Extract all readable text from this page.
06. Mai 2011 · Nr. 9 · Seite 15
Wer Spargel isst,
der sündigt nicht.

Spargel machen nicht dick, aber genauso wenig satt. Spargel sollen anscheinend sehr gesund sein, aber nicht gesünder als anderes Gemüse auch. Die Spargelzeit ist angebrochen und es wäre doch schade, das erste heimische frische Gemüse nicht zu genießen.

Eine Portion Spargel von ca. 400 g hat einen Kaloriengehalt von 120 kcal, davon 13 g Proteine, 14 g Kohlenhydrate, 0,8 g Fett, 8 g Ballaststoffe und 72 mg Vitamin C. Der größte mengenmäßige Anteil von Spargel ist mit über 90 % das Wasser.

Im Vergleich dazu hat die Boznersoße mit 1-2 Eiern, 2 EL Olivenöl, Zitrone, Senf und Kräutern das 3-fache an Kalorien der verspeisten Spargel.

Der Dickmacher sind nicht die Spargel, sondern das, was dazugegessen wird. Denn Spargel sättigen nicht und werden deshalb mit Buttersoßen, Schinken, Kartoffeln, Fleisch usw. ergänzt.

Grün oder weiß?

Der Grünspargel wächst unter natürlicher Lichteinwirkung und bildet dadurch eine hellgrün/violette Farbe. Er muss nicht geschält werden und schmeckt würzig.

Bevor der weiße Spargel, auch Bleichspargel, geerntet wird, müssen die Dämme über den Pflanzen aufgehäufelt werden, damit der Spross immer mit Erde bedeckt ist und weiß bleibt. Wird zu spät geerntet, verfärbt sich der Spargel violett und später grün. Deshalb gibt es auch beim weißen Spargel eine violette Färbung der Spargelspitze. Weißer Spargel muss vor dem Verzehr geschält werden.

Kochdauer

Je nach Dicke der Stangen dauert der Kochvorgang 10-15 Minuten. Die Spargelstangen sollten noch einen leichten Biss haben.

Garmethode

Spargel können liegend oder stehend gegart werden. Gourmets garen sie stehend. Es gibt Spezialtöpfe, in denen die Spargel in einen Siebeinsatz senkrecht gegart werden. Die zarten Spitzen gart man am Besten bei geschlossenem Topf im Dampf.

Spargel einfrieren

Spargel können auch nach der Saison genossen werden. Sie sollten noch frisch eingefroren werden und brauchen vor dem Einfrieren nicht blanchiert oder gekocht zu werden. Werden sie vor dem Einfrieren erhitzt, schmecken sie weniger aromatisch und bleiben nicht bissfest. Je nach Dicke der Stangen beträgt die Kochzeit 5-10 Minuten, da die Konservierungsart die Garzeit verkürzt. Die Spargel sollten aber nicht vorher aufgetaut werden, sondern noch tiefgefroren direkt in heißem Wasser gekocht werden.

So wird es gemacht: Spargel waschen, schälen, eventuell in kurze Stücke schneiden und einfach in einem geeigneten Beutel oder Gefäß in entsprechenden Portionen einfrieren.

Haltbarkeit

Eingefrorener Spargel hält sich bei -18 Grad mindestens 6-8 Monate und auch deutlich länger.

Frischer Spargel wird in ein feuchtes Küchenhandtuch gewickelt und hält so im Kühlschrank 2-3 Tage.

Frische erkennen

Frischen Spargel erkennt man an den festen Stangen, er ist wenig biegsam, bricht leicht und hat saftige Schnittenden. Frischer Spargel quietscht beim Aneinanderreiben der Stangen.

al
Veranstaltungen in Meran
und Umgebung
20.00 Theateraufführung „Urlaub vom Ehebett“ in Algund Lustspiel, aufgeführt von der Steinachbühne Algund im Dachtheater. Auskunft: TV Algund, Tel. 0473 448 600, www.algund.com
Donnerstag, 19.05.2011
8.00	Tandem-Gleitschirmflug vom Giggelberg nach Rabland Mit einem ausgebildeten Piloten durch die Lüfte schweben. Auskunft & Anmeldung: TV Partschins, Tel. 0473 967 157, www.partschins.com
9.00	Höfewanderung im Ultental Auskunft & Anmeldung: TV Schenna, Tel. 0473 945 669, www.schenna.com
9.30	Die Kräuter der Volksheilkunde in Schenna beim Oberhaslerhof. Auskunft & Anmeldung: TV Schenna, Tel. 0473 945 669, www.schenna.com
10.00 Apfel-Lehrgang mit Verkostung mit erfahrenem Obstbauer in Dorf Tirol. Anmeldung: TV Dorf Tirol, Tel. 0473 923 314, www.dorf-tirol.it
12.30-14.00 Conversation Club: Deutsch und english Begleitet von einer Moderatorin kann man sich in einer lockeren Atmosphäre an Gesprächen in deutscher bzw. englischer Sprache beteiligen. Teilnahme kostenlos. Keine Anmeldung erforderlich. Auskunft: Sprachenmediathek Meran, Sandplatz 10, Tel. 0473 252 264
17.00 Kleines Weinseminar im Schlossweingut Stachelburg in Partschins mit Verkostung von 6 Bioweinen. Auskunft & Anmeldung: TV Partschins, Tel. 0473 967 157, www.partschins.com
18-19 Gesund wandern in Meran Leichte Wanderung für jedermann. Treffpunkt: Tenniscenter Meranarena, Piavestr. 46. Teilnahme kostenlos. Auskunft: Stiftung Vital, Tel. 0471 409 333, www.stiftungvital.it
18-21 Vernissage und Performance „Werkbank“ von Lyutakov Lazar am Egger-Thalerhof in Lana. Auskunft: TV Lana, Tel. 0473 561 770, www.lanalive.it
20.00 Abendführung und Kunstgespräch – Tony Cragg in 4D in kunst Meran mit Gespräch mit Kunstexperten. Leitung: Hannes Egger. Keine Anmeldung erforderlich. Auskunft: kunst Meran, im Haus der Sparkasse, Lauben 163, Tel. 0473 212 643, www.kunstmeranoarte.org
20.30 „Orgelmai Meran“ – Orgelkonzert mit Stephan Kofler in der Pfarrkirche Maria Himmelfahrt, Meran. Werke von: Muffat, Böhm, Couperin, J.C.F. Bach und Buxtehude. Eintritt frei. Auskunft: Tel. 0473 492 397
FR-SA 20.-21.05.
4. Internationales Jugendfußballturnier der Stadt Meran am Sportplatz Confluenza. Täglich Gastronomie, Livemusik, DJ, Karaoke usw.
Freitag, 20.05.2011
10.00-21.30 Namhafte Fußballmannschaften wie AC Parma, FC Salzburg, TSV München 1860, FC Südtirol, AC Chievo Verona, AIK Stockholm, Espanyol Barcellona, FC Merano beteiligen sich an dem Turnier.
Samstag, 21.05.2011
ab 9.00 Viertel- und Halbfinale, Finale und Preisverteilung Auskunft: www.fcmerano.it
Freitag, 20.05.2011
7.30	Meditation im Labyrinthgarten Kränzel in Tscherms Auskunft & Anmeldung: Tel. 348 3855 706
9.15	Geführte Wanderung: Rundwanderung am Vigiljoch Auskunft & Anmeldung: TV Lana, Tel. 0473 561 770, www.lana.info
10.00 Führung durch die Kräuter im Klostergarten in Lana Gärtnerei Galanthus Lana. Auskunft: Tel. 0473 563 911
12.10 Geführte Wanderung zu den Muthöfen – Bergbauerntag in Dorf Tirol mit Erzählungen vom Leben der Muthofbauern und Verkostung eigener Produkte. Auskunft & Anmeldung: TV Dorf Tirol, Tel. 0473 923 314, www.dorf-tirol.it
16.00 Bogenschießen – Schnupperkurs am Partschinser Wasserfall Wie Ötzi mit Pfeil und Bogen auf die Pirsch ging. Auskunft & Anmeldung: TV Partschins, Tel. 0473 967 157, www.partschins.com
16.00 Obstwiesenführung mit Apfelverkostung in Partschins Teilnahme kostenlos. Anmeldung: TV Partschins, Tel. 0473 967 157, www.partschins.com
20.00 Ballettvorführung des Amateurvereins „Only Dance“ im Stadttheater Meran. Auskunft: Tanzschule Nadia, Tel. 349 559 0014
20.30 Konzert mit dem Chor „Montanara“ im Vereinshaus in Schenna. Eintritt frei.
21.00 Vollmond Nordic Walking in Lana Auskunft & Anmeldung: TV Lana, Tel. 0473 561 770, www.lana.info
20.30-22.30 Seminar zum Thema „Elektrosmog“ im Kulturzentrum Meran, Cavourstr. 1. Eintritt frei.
-*-
* Task details
In the lines above, find each one with "info" and list it.

* Answer for the task
9.15	Geführte Wanderung: Rundwanderung am Vigiljoch Auskunft & Anmeldung: TV Lana, Tel. 0473 561 770, www.lana.info
21.00 Vollmond Nordic Walking in Lana Auskunft & Anmeldung: TV Lana, Tel. 0473 561 770, www.lana.info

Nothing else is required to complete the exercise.